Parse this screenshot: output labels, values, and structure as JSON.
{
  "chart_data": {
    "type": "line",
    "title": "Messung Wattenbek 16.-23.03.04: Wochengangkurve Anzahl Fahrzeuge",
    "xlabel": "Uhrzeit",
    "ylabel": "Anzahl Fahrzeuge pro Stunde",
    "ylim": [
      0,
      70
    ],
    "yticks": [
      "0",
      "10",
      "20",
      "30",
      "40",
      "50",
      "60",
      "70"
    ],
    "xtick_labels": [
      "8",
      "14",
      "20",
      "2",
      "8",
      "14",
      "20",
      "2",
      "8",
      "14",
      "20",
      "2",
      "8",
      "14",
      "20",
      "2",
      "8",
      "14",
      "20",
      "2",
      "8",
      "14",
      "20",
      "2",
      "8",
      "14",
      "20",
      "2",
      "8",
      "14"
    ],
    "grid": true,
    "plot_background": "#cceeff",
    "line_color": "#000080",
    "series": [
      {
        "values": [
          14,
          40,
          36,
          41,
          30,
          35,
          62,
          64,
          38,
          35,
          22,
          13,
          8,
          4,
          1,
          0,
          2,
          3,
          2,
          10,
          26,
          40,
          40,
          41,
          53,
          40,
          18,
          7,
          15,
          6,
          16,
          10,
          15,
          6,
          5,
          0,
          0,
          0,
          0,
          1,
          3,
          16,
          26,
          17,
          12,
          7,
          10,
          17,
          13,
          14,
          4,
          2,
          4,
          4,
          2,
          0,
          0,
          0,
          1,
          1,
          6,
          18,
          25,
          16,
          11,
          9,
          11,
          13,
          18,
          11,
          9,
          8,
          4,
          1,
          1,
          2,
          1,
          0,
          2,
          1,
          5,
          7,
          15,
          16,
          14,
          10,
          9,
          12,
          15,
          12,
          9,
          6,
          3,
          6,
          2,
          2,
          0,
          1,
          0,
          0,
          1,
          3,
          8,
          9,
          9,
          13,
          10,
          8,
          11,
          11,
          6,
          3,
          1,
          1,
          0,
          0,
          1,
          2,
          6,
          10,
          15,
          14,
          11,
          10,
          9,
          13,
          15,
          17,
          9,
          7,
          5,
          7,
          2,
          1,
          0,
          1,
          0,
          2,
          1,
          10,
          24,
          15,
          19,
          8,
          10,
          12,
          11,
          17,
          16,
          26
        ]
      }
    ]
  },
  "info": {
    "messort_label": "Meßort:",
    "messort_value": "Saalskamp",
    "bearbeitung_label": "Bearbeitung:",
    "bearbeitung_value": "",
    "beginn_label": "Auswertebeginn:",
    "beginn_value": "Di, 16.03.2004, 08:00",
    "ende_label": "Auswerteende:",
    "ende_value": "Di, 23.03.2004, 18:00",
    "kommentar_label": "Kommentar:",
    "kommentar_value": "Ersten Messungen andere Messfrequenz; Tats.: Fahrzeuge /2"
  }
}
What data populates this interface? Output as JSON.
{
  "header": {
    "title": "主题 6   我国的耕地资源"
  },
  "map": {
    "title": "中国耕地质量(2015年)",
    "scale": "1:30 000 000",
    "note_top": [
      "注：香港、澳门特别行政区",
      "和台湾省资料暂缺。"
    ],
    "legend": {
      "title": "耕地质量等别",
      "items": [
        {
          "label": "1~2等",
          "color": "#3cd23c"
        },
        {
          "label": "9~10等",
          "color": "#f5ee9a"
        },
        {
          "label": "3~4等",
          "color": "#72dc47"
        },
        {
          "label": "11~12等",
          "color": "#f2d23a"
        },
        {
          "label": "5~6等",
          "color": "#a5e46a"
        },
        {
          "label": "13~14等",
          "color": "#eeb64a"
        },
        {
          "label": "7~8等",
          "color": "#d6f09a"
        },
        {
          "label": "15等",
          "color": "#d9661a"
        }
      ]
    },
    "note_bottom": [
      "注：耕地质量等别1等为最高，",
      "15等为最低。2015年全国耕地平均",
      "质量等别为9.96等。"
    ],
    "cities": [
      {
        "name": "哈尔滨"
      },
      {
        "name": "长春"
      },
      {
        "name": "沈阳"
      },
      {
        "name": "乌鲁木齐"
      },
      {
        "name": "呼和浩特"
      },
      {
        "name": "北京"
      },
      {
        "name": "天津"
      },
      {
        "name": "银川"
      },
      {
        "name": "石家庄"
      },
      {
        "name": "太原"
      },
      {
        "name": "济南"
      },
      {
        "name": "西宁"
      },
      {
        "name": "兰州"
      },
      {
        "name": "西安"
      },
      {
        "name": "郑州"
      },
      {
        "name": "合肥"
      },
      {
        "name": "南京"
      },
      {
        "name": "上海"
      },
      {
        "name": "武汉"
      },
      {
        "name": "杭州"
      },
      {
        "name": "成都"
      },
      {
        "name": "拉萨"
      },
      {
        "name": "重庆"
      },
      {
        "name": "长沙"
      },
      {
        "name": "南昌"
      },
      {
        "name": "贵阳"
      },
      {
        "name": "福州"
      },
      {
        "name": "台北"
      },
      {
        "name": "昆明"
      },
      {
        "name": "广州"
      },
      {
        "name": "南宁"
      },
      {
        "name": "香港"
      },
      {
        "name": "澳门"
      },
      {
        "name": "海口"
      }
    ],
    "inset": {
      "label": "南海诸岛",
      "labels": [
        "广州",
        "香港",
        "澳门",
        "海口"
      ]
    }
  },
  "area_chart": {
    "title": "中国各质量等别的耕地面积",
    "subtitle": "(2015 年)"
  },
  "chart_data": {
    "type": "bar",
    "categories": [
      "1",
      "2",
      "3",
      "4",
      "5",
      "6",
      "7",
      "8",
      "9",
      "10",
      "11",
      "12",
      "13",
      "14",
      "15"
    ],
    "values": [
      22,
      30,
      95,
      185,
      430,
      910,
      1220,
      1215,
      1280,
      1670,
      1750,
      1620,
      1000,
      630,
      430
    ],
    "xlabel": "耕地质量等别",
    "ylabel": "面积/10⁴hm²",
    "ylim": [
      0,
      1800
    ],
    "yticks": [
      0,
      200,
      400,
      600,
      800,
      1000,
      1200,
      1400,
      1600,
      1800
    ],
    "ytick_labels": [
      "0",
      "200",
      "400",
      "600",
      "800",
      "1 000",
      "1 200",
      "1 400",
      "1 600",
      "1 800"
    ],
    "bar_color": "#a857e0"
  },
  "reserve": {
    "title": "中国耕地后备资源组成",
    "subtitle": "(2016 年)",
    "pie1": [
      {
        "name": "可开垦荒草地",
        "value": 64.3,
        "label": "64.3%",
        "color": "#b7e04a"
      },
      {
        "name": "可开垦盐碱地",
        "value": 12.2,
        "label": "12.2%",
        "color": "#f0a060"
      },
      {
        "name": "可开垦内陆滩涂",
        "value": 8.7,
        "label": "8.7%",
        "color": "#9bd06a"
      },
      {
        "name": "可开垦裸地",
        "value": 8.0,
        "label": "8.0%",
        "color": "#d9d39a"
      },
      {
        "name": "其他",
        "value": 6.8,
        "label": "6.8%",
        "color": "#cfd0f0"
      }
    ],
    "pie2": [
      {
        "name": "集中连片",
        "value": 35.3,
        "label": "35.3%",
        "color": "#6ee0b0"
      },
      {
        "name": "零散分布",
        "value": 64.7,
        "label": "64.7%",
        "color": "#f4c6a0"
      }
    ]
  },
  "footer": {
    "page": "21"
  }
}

Short task: Gather every line containing the word "values" and copy it.

Exercise result:
Parse this screenshot: output labels, values, and structure as JSON.
        "values": [
    "values": [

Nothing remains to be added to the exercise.